- _What is needed_:
Repeat the entire listing exactly as written.

— start Records shown —

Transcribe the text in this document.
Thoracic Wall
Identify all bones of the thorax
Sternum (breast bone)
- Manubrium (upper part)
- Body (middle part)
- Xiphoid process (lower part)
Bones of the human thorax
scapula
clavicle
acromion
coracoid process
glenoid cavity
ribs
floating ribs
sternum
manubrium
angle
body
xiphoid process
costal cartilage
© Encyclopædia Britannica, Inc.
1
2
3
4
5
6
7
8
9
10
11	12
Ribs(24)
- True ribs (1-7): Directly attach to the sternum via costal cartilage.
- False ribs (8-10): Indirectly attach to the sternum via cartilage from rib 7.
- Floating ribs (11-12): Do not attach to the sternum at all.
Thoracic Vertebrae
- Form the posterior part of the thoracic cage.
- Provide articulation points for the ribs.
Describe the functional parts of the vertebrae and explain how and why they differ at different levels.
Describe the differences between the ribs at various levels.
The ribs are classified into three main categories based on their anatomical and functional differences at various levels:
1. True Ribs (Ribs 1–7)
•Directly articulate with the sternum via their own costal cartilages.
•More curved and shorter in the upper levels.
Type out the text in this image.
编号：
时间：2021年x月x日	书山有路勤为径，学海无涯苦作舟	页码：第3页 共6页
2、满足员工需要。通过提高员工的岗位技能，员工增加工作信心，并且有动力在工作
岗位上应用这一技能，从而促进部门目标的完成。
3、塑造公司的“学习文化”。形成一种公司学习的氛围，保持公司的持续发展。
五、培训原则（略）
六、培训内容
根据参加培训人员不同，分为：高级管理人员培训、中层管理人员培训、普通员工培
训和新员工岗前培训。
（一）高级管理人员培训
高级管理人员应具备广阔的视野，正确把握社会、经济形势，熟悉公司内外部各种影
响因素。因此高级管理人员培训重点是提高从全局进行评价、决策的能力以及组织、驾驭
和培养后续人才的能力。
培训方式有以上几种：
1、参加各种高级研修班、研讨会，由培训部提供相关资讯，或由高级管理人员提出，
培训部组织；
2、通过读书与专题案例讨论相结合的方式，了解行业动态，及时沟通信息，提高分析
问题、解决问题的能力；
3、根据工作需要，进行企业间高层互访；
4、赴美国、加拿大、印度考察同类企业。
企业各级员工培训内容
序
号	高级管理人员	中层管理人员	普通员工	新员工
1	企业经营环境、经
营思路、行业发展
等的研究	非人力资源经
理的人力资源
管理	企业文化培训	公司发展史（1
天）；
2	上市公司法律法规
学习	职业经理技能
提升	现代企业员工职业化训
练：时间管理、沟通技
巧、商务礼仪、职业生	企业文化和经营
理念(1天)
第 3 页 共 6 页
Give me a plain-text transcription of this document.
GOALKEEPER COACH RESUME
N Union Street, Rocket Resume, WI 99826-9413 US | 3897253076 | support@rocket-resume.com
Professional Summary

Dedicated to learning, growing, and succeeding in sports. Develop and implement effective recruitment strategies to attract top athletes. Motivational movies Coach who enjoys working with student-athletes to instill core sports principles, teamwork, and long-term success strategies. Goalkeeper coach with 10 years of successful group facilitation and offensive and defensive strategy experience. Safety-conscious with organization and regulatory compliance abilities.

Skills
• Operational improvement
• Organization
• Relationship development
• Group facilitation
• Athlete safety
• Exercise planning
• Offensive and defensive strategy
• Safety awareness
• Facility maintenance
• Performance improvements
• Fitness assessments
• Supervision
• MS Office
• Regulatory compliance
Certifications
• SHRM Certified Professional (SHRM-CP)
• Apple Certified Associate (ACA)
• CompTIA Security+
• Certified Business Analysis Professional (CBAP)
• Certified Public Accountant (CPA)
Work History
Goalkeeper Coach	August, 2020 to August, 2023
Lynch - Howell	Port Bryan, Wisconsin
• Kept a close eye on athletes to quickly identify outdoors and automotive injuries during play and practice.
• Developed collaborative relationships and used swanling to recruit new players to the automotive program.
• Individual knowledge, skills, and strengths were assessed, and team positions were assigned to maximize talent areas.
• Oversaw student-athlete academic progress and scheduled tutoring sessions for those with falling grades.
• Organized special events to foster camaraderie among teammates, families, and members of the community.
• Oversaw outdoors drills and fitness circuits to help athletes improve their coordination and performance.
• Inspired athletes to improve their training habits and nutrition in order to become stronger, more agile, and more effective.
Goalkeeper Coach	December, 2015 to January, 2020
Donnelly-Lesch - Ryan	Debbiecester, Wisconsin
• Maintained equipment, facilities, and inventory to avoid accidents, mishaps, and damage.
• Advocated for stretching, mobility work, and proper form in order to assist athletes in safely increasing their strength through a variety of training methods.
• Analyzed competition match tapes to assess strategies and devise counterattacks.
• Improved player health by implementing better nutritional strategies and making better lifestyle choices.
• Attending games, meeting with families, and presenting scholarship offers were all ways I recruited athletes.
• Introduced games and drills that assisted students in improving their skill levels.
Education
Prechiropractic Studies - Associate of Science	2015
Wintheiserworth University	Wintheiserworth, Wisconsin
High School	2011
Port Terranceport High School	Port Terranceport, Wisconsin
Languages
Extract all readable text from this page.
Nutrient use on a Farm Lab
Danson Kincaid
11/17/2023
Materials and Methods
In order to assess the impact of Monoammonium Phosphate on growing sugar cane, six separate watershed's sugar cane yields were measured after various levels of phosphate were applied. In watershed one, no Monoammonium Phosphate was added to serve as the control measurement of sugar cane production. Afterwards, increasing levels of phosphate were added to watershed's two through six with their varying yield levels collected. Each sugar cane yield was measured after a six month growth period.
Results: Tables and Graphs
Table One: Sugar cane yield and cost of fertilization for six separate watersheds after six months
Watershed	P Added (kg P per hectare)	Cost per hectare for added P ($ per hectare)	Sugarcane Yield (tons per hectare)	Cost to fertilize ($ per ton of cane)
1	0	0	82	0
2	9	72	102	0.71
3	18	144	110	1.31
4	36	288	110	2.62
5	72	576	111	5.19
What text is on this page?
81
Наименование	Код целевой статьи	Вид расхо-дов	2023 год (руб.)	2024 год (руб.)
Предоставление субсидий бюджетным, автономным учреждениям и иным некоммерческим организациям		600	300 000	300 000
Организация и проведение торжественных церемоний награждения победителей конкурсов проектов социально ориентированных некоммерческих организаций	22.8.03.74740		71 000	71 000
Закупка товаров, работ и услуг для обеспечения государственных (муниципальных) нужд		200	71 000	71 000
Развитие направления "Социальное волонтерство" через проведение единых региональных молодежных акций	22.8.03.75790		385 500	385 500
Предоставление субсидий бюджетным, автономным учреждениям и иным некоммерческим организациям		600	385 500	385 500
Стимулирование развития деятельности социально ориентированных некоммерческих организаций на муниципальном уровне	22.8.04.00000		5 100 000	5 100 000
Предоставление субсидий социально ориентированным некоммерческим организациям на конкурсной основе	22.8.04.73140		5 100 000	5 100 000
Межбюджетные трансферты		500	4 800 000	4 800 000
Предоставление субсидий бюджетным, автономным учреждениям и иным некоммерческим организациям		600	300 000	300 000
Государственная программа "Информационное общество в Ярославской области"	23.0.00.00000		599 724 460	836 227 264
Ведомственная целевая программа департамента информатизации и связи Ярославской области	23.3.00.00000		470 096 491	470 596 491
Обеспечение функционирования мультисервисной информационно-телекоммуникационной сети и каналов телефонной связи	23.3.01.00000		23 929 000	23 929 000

— end Records shown —

- _Solution to the problem_:
Transcribe the text in this document.
Thoracic Wall
Identify all bones of the thorax
Sternum (breast bone)
- Manubrium (upper part)
- Body (middle part)
- Xiphoid process (lower part)
Bones of the human thorax
scapula
clavicle
acromion
coracoid process
glenoid cavity
ribs
floating ribs
sternum
manubrium
angle
body
xiphoid process
costal cartilage
© Encyclopædia Britannica, Inc.
1
2
3
4
5
6
7
8
9
10
11	12
Ribs(24)
- True ribs (1-7): Directly attach to the sternum via costal cartilage.
- False ribs (8-10): Indirectly attach to the sternum via cartilage from rib 7.
- Floating ribs (11-12): Do not attach to the sternum at all.
Thoracic Vertebrae
- Form the posterior part of the thoracic cage.
- Provide articulation points for the ribs.
Describe the functional parts of the vertebrae and explain how and why they differ at different levels.
Describe the differences between the ribs at various levels.
The ribs are classified into three main categories based on their anatomical and functional differences at various levels:
1. True Ribs (Ribs 1–7)
•Directly articulate with the sternum via their own costal cartilages.
•More curved and shorter in the upper levels.
Type out the text in this image.
编号：
时间：2021年x月x日	书山有路勤为径，学海无涯苦作舟	页码：第3页 共6页
2、满足员工需要。通过提高员工的岗位技能，员工增加工作信心，并且有动力在工作
岗位上应用这一技能，从而促进部门目标的完成。
3、塑造公司的“学习文化”。形成一种公司学习的氛围，保持公司的持续发展。
五、培训原则（略）
六、培训内容
根据参加培训人员不同，分为：高级管理人员培训、中层管理人员培训、普通员工培
训和新员工岗前培训。
（一）高级管理人员培训
高级管理人员应具备广阔的视野，正确把握社会、经济形势，熟悉公司内外部各种影
响因素。因此高级管理人员培训重点是提高从全局进行评价、决策的能力以及组织、驾驭
和培养后续人才的能力。
培训方式有以上几种：
1、参加各种高级研修班、研讨会，由培训部提供相关资讯，或由高级管理人员提出，
培训部组织；
2、通过读书与专题案例讨论相结合的方式，了解行业动态，及时沟通信息，提高分析
问题、解决问题的能力；
3、根据工作需要，进行企业间高层互访；
4、赴美国、加拿大、印度考察同类企业。
企业各级员工培训内容
序
号	高级管理人员	中层管理人员	普通员工	新员工
1	企业经营环境、经
营思路、行业发展
等的研究	非人力资源经
理的人力资源
管理	企业文化培训	公司发展史（1
天）；
2	上市公司法律法规
学习	职业经理技能
提升	现代企业员工职业化训
练：时间管理、沟通技
巧、商务礼仪、职业生	企业文化和经营
理念(1天)
第 3 页 共 6 页
Give me a plain-text transcription of this document.
GOALKEEPER COACH RESUME
N Union Street, Rocket Resume, WI 99826-9413 US | 3897253076 | support@rocket-resume.com
Professional Summary

Dedicated to learning, growing, and succeeding in sports. Develop and implement effective recruitment strategies to attract top athletes. Motivational movies Coach who enjoys working with student-athletes to instill core sports principles, teamwork, and long-term success strategies. Goalkeeper coach with 10 years of successful group facilitation and offensive and defensive strategy experience. Safety-conscious with organization and regulatory compliance abilities.

Skills
• Operational improvement
• Organization
• Relationship development
• Group facilitation
• Athlete safety
• Exercise planning
• Offensive and defensive strategy
• Safety awareness
• Facility maintenance
• Performance improvements
• Fitness assessments
• Supervision
• MS Office
• Regulatory compliance
Certifications
• SHRM Certified Professional (SHRM-CP)
• Apple Certified Associate (ACA)
• CompTIA Security+
• Certified Business Analysis Professional (CBAP)
• Certified Public Accountant (CPA)
Work History
Goalkeeper Coach	August, 2020 to August, 2023
Lynch - Howell	Port Bryan, Wisconsin
• Kept a close eye on athletes to quickly identify outdoors and automotive injuries during play and practice.
• Developed collaborative relationships and used swanling to recruit new players to the automotive program.
• Individual knowledge, skills, and strengths were assessed, and team positions were assigned to maximize talent areas.
• Oversaw student-athlete academic progress and scheduled tutoring sessions for those with falling grades.
• Organized special events to foster camaraderie among teammates, families, and members of the community.
• Oversaw outdoors drills and fitness circuits to help athletes improve their coordination and performance.
• Inspired athletes to improve their training habits and nutrition in order to become stronger, more agile, and more effective.
Goalkeeper Coach	December, 2015 to January, 2020
Donnelly-Lesch - Ryan	Debbiecester, Wisconsin
• Maintained equipment, facilities, and inventory to avoid accidents, mishaps, and damage.
• Advocated for stretching, mobility work, and proper form in order to assist athletes in safely increasing their strength through a variety of training methods.
• Analyzed competition match tapes to assess strategies and devise counterattacks.
• Improved player health by implementing better nutritional strategies and making better lifestyle choices.
• Attending games, meeting with families, and presenting scholarship offers were all ways I recruited athletes.
• Introduced games and drills that assisted students in improving their skill levels.
Education
Prechiropractic Studies - Associate of Science	2015
Wintheiserworth University	Wintheiserworth, Wisconsin
High School	2011
Port Terranceport High School	Port Terranceport, Wisconsin
Languages
Extract all readable text from this page.
Nutrient use on a Farm Lab
Danson Kincaid
11/17/2023
Materials and Methods
In order to assess the impact of Monoammonium Phosphate on growing sugar cane, six separate watershed's sugar cane yields were measured after various levels of phosphate were applied. In watershed one, no Monoammonium Phosphate was added to serve as the control measurement of sugar cane production. Afterwards, increasing levels of phosphate were added to watershed's two through six with their varying yield levels collected. Each sugar cane yield was measured after a six month growth period.
Results: Tables and Graphs
Table One: Sugar cane yield and cost of fertilization for six separate watersheds after six months
Watershed	P Added (kg P per hectare)	Cost per hectare for added P ($ per hectare)	Sugarcane Yield (tons per hectare)	Cost to fertilize ($ per ton of cane)
1	0	0	82	0
2	9	72	102	0.71
3	18	144	110	1.31
4	36	288	110	2.62
5	72	576	111	5.19
What text is on this page?
81
Наименование	Код целевой статьи	Вид расхо-дов	2023 год (руб.)	2024 год (руб.)
Предоставление субсидий бюджетным, автономным учреждениям и иным некоммерческим организациям		600	300 000	300 000
Организация и проведение торжественных церемоний награждения победителей конкурсов проектов социально ориентированных некоммерческих организаций	22.8.03.74740		71 000	71 000
Закупка товаров, работ и услуг для обеспечения государственных (муниципальных) нужд		200	71 000	71 000
Развитие направления "Социальное волонтерство" через проведение единых региональных молодежных акций	22.8.03.75790		385 500	385 500
Предоставление субсидий бюджетным, автономным учреждениям и иным некоммерческим организациям		600	385 500	385 500
Стимулирование развития деятельности социально ориентированных некоммерческих организаций на муниципальном уровне	22.8.04.00000		5 100 000	5 100 000
Предоставление субсидий социально ориентированным некоммерческим организациям на конкурсной основе	22.8.04.73140		5 100 000	5 100 000
Межбюджетные трансферты		500	4 800 000	4 800 000
Предоставление субсидий бюджетным, автономным учреждениям и иным некоммерческим организациям		600	300 000	300 000
Государственная программа "Информационное общество в Ярославской области"	23.0.00.00000		599 724 460	836 227 264
Ведомственная целевая программа департамента информатизации и связи Ярославской области	23.3.00.00000		470 096 491	470 596 491
Обеспечение функционирования мультисервисной информационно-телекоммуникационной сети и каналов телефонной связи	23.3.01.00000		23 929 000	23 929 000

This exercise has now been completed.